Collect all lines from the records below that include the word "Corn".

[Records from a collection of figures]
'''

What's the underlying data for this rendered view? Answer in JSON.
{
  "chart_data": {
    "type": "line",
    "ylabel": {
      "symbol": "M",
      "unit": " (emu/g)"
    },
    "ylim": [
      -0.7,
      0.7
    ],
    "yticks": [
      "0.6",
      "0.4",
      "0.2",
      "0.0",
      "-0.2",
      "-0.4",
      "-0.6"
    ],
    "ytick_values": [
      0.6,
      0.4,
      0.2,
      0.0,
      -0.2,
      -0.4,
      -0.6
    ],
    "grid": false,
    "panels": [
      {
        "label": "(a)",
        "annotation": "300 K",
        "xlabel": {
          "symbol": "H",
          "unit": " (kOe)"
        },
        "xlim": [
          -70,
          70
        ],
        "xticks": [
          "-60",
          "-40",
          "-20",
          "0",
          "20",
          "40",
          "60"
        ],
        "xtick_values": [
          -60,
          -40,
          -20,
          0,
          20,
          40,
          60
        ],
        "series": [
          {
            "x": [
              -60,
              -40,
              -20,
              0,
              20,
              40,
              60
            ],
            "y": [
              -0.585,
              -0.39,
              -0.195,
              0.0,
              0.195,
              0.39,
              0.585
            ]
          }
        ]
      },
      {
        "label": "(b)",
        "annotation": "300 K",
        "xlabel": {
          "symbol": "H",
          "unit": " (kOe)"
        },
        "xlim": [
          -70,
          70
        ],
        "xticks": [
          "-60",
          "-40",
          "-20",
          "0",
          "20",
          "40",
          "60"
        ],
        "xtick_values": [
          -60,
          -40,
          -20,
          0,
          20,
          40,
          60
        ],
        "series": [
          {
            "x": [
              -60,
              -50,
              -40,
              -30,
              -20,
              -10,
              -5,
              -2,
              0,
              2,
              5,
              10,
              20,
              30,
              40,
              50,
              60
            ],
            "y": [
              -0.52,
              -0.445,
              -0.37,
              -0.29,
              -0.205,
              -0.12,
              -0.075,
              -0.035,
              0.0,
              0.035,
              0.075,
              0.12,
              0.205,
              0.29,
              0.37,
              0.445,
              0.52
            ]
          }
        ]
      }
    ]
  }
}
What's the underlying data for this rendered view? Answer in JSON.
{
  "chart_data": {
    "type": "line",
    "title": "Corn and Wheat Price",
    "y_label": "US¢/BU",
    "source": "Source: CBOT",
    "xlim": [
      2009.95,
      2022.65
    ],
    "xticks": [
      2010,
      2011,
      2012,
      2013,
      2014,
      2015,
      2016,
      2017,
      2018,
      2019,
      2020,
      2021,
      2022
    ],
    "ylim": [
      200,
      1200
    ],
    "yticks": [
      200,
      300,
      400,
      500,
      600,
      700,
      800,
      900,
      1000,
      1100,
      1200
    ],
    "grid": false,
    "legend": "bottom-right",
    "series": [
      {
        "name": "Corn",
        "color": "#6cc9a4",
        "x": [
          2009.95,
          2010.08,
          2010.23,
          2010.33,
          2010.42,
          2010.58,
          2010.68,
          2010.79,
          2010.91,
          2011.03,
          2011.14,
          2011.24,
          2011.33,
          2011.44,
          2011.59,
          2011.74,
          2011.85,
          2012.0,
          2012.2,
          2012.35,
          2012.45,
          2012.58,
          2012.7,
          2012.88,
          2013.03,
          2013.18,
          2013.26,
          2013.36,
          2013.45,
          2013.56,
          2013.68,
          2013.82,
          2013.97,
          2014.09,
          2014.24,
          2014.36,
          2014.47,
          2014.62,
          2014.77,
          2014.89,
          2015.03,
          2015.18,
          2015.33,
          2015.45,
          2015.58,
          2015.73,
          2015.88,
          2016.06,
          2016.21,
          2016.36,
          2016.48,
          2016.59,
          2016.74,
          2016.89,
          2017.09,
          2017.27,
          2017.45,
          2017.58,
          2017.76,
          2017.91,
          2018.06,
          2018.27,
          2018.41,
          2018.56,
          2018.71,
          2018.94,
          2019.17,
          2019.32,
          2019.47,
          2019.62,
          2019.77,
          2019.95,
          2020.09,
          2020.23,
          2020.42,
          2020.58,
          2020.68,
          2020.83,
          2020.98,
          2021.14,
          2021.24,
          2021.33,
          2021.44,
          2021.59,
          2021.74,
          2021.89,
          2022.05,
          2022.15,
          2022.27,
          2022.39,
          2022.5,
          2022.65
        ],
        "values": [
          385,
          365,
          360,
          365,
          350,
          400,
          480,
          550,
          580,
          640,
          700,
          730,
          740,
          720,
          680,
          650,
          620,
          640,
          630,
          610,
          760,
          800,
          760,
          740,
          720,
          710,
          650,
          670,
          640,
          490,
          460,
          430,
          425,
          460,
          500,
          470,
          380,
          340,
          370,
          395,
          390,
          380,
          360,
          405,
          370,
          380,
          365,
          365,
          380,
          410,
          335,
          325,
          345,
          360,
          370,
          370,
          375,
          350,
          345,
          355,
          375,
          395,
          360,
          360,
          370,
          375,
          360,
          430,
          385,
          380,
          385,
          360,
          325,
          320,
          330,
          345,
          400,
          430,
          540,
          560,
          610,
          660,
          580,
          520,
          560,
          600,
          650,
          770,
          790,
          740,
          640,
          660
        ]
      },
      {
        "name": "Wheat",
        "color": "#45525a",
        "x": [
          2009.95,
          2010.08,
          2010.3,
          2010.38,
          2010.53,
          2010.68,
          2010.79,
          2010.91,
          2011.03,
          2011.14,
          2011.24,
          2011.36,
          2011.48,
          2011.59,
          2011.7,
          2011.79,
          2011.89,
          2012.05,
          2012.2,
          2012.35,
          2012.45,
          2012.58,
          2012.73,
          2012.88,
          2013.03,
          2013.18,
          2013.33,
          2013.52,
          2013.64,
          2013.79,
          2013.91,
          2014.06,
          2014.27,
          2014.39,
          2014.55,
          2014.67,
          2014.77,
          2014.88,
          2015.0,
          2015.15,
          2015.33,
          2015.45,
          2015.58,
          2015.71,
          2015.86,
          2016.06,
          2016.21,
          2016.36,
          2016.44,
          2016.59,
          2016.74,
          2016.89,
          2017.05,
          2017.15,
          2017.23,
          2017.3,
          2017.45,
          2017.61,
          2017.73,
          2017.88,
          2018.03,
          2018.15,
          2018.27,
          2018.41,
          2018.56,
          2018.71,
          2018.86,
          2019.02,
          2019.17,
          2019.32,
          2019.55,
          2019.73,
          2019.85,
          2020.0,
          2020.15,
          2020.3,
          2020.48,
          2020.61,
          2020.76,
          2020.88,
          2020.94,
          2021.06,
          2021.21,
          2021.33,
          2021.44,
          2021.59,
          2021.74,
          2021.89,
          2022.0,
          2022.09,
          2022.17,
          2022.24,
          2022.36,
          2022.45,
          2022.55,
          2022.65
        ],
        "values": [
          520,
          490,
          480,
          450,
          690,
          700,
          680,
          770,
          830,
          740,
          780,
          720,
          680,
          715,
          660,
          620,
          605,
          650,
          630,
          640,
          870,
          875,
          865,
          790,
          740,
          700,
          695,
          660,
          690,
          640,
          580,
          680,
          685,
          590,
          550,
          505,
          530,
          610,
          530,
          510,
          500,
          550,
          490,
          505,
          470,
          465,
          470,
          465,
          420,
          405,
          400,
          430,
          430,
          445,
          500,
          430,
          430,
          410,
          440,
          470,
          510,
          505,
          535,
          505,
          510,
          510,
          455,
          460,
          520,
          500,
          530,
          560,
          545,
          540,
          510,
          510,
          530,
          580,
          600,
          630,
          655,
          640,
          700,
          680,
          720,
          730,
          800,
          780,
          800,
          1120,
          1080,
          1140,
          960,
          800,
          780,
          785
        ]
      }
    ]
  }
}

'''

# The result
    "title": "Corn and Wheat Price",
        "name": "Corn",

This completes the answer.